# What to do
Recast every line of the listing below as a numbered list, skipping blank lines. Leave the picture out of your answer.

# Data for the task
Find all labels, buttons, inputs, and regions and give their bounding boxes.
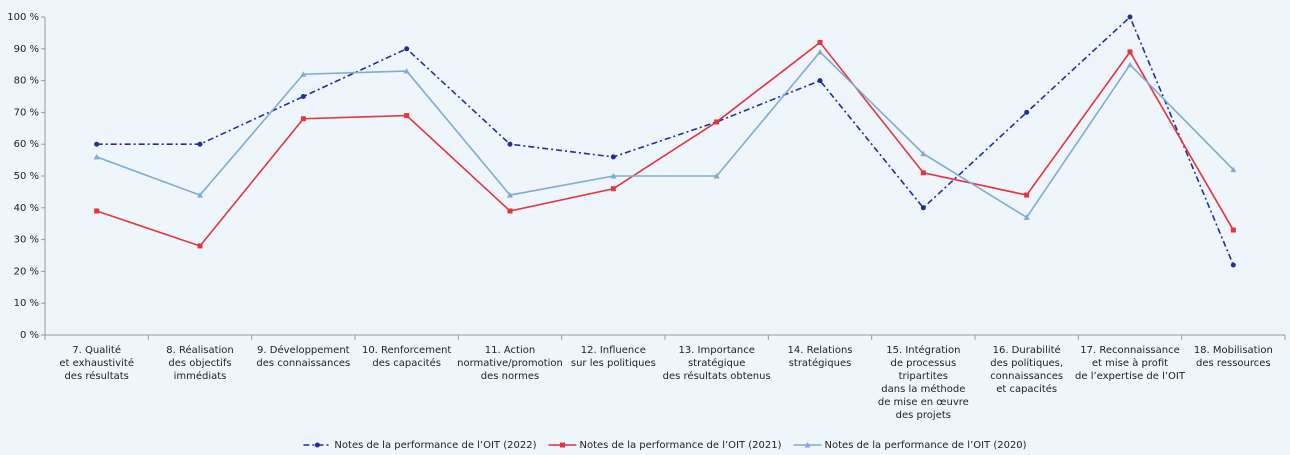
y-tick-label: 90 %: [14, 44, 39, 55]
marker: [610, 173, 617, 179]
x-tick-label: 18. Mobilisation: [1194, 345, 1273, 356]
x-tick-label: 13. Importance: [678, 345, 754, 356]
marker: [1230, 262, 1236, 268]
y-tick-label: 0 %: [20, 330, 39, 341]
x-tick-label: 9. Développement: [257, 344, 350, 356]
x-tick-label: 12. Influence: [581, 345, 646, 356]
x-tick-label: des résultats obtenus: [663, 370, 771, 382]
marker: [610, 186, 616, 192]
marker: [1024, 192, 1030, 198]
y-tick-label: 50 %: [14, 171, 39, 182]
marker: [1023, 214, 1030, 220]
x-tick-label: 8. Réalisation: [166, 344, 234, 356]
x-tick-label: des ressources: [1196, 358, 1271, 369]
x-tick-label: de processus: [891, 358, 957, 369]
x-tick-label: 7. Qualité: [72, 344, 121, 356]
marker: [300, 116, 306, 122]
marker: [94, 141, 100, 147]
marker: [197, 141, 203, 147]
x-tick-label: des projets: [896, 410, 951, 421]
y-tick-label: 60 %: [14, 139, 39, 150]
x-tick-label: et capacités: [996, 383, 1057, 395]
marker: [197, 192, 203, 198]
x-tick-label: normative/promotion: [457, 358, 563, 369]
series-line: [96, 50, 1234, 219]
marker: [94, 208, 100, 214]
marker: [804, 442, 811, 448]
marker: [920, 205, 926, 211]
y-tick-label: 20 %: [14, 266, 39, 277]
y-tick-label: 10 %: [14, 298, 39, 309]
marker: [1127, 49, 1133, 55]
x-tick-label: dans la méthode: [881, 383, 965, 395]
marker: [1230, 227, 1236, 233]
marker: [1024, 109, 1030, 115]
x-tick-label: sur les politiques: [571, 358, 656, 369]
x-tick-label: 17. Reconnaissance: [1080, 345, 1179, 356]
marker: [1230, 166, 1237, 173]
marker: [404, 46, 410, 52]
marker: [610, 154, 616, 160]
marker: [403, 68, 410, 74]
x-tick-label: 14. Relations: [787, 345, 852, 356]
marker: [713, 173, 720, 179]
marker: [920, 150, 927, 157]
x-tick-label: des objectifs: [168, 358, 231, 369]
x-tick-label: des résultats: [64, 370, 128, 382]
x-tick-label: et mise à profit: [1092, 357, 1168, 369]
x-tick-label: des connaissances: [256, 358, 350, 369]
marker: [559, 442, 565, 448]
series-line: [96, 41, 1235, 247]
x-tick-label: stratégique: [688, 357, 745, 369]
marker: [507, 192, 513, 198]
x-tick-label: des normes: [481, 371, 539, 382]
marker: [93, 153, 100, 160]
marker: [404, 113, 410, 119]
marker: [507, 208, 513, 214]
x-tick-label: des capacités: [372, 357, 441, 369]
marker: [1127, 14, 1133, 20]
marker: [197, 243, 203, 249]
x-tick-label: 16. Durabilité: [993, 344, 1061, 356]
marker: [920, 170, 926, 176]
x-tick-label: immédiats: [174, 370, 227, 382]
x-tick-label: 15. Intégration: [886, 344, 960, 356]
y-tick-label: 30 %: [14, 235, 39, 246]
x-tick-label: tripartites: [899, 371, 948, 382]
x-tick-label: 10. Renforcement: [362, 345, 451, 356]
y-tick-label: 100 %: [7, 12, 39, 23]
x-tick-label: 11. Action: [485, 345, 535, 356]
y-tick-label: 40 %: [14, 203, 39, 214]
marker: [817, 48, 823, 55]
x-tick-label: de mise en œuvre: [878, 397, 969, 408]
marker: [714, 119, 720, 125]
x-tick-label: et exhaustivité: [59, 357, 134, 369]
legend-label: Notes de la performance de l’OIT (2020): [825, 440, 1027, 451]
marker: [507, 141, 513, 147]
y-tick-label: 80 %: [14, 76, 39, 87]
marker: [300, 71, 307, 77]
x-tick-label: de l’expertise de l’OIT: [1075, 371, 1186, 382]
marker: [1127, 61, 1133, 68]
series-line: [96, 15, 1235, 266]
marker: [300, 94, 306, 99]
y-tick-label: 70 %: [14, 107, 39, 118]
legend-label: Notes de la performance de l’OIT (2022): [334, 440, 536, 451]
x-tick-label: stratégiques: [789, 357, 852, 369]
marker: [817, 78, 823, 84]
x-tick-label: des politiques,: [990, 358, 1063, 369]
marker: [314, 442, 320, 448]
legend-label: Notes de la performance de l’OIT (2021): [579, 440, 781, 451]
marker: [817, 39, 823, 45]
x-tick-label: connaissances: [990, 371, 1063, 382]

# Complete response
1. Find all labels, buttons, inputs, and regions and give their bounding boxes.
2. y-tick-label: 90 %: [14, 44, 39, 55]
3. marker: [610, 173, 617, 179]
4. x-tick-label: 18. Mobilisation: [1194, 345, 1273, 356]
5. x-tick-label: 13. Importance: [678, 345, 754, 356]
6. marker: [1230, 262, 1236, 268]
7. y-tick-label: 0 %: [20, 330, 39, 341]
8. x-tick-label: 9. Développement: [257, 344, 350, 356]
9. x-tick-label: 12. Influence: [581, 345, 646, 356]
10. x-tick-label: des résultats obtenus: [663, 370, 771, 382]
11. marker: [610, 186, 616, 192]
12. marker: [1024, 192, 1030, 198]
13. y-tick-label: 50 %: [14, 171, 39, 182]
14. marker: [1023, 214, 1030, 220]
15. x-tick-label: 8. Réalisation: [166, 344, 234, 356]
16. x-tick-label: des ressources: [1196, 358, 1271, 369]
17. x-tick-label: de processus: [891, 358, 957, 369]
18. x-tick-label: 7. Qualité: [72, 344, 121, 356]
19. marker: [300, 116, 306, 122]
20. marker: [94, 141, 100, 147]
21. marker: [197, 141, 203, 147]
22. x-tick-label: des projets: [896, 410, 951, 421]
23. y-tick-label: 60 %: [14, 139, 39, 150]
24. x-tick-label: et capacités: [996, 383, 1057, 395]
25. marker: [197, 192, 203, 198]
26. x-tick-label: normative/promotion: [457, 358, 563, 369]
27. series-line: [96, 50, 1234, 219]
28. marker: [94, 208, 100, 214]
29. marker: [804, 442, 811, 448]
30. marker: [920, 205, 926, 211]
31. y-tick-label: 20 %: [14, 266, 39, 277]
32. y-tick-label: 10 %: [14, 298, 39, 309]
33. marker: [1127, 49, 1133, 55]
34. x-tick-label: dans la méthode: [881, 383, 965, 395]
35. marker: [1230, 227, 1236, 233]
36. marker: [1024, 109, 1030, 115]
37. x-tick-label: sur les politiques: [571, 358, 656, 369]
38. x-tick-label: 17. Reconnaissance: [1080, 345, 1179, 356]
39. marker: [1230, 166, 1237, 173]
40. marker: [404, 46, 410, 52]
41. marker: [610, 154, 616, 160]
42. marker: [403, 68, 410, 74]
43. x-tick-label: 14. Relations: [787, 345, 852, 356]
44. marker: [713, 173, 720, 179]
45. marker: [920, 150, 927, 157]
46. x-tick-label: des objectifs: [168, 358, 231, 369]
47. x-tick-label: des résultats: [64, 370, 128, 382]
48. x-tick-label: et mise à profit: [1092, 357, 1168, 369]
49. x-tick-label: des connaissances: [256, 358, 350, 369]
50. marker: [559, 442, 565, 448]
51. series-line: [96, 41, 1235, 247]
52. x-tick-label: stratégique: [688, 357, 745, 369]
53. marker: [507, 192, 513, 198]
54. x-tick-label: des normes: [481, 371, 539, 382]
55. marker: [93, 153, 100, 160]
56. marker: [404, 113, 410, 119]
57. marker: [507, 208, 513, 214]
58. x-tick-label: des capacités: [372, 357, 441, 369]
59. marker: [1127, 14, 1133, 20]
60. marker: [197, 243, 203, 249]
61. x-tick-label: 16. Durabilité: [993, 344, 1061, 356]
62. marker: [920, 170, 926, 176]
63. x-tick-label: immédiats: [174, 370, 227, 382]
64. x-tick-label: 15. Intégration: [886, 344, 960, 356]
65. y-tick-label: 30 %: [14, 235, 39, 246]
66. x-tick-label: tripartites: [899, 371, 948, 382]
67. x-tick-label: 10. Renforcement: [362, 345, 451, 356]
68. y-tick-label: 100 %: [7, 12, 39, 23]
69. x-tick-label: 11. Action: [485, 345, 535, 356]
70. y-tick-label: 40 %: [14, 203, 39, 214]
71. marker: [817, 48, 823, 55]
72. x-tick-label: de mise en œuvre: [878, 397, 969, 408]
73. marker: [714, 119, 720, 125]
74. x-tick-label: et exhaustivité: [59, 357, 134, 369]
75. legend-label: Notes de la performance de l’OIT (2020): [825, 440, 1027, 451]
76. marker: [507, 141, 513, 147]
77. y-tick-label: 80 %: [14, 76, 39, 87]
78. marker: [300, 71, 307, 77]
79. x-tick-label: de l’expertise de l’OIT: [1075, 371, 1186, 382]
80. marker: [1127, 61, 1133, 68]
81. series-line: [96, 15, 1235, 266]
82. marker: [300, 94, 306, 99]
83. y-tick-label: 70 %: [14, 107, 39, 118]
84. legend-label: Notes de la performance de l’OIT (2022): [334, 440, 536, 451]
85. x-tick-label: stratégiques: [789, 357, 852, 369]
86. marker: [817, 78, 823, 84]
87. x-tick-label: des politiques,: [990, 358, 1063, 369]
88. marker: [314, 442, 320, 448]
89. legend-label: Notes de la performance de l’OIT (2021): [579, 440, 781, 451]
90. marker: [817, 39, 823, 45]
91. x-tick-label: connaissances: [990, 371, 1063, 382]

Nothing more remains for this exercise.